## begin Records provided
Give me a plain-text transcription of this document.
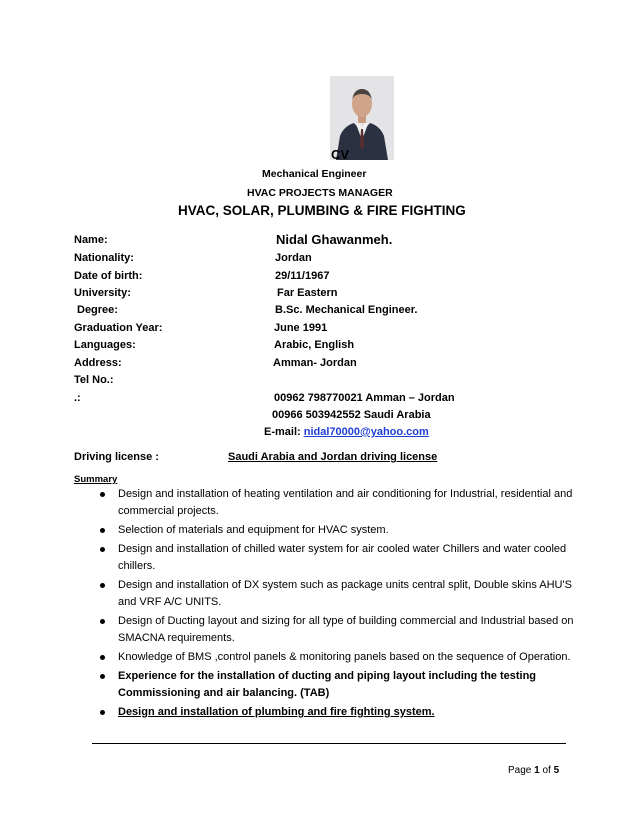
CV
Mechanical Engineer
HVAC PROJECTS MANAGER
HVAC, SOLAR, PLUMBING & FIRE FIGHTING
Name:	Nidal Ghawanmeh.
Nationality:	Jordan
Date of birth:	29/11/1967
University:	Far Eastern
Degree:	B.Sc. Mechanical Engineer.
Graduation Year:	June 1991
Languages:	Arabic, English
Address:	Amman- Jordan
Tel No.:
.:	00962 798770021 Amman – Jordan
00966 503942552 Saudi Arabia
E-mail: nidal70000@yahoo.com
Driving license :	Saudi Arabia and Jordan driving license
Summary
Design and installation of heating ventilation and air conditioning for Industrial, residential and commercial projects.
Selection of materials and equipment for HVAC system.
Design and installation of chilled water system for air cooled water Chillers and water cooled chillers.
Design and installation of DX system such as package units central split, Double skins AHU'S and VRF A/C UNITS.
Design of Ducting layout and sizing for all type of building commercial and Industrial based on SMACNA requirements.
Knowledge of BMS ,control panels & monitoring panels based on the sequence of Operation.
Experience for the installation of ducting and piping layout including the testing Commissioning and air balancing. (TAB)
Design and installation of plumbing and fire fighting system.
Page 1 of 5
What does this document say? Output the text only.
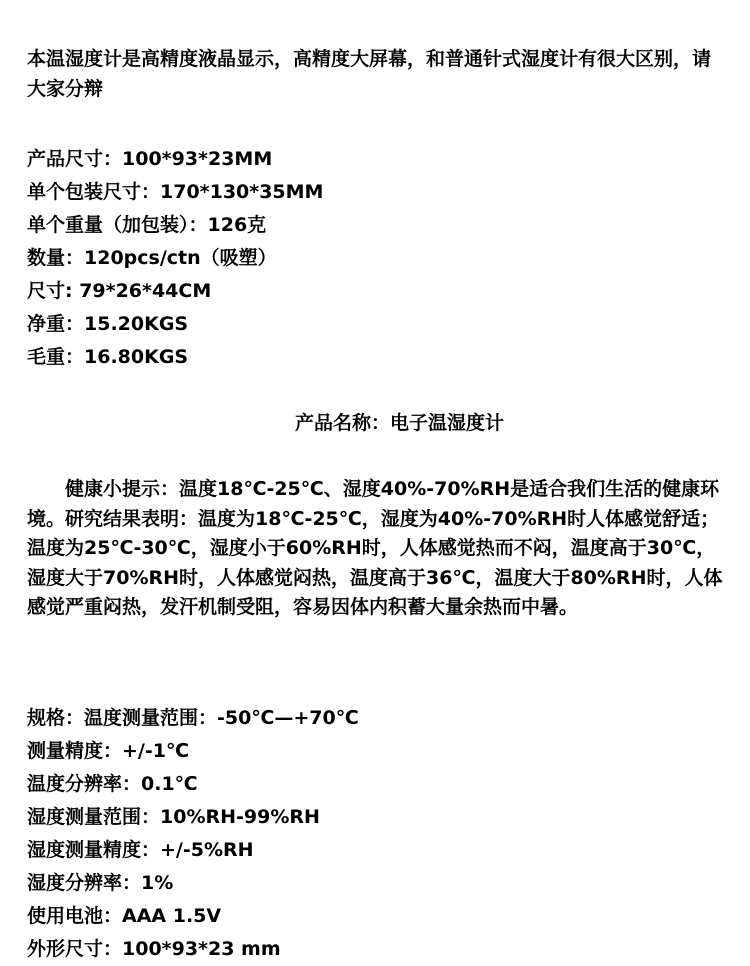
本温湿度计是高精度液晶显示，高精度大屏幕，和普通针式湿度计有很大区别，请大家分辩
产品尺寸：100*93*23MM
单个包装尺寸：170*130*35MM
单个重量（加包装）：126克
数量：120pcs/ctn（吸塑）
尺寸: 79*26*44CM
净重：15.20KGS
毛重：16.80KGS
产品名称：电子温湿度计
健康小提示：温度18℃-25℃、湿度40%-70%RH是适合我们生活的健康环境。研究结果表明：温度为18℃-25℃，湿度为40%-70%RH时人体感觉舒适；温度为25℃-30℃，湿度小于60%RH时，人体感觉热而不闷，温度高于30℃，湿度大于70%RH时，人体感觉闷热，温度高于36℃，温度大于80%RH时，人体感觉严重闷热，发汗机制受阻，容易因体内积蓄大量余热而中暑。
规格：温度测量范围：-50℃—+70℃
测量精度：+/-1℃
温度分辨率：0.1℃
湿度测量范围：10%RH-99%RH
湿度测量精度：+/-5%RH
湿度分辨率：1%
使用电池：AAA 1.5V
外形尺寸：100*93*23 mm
## end Records provided
From the entries above, copy out every line where the string "based" appears.

Design of Ducting layout and sizing for all type of building commercial and Industrial based on SMACNA requirements.
Knowledge of BMS ,control panels & monitoring panels based on the sequence of Operation.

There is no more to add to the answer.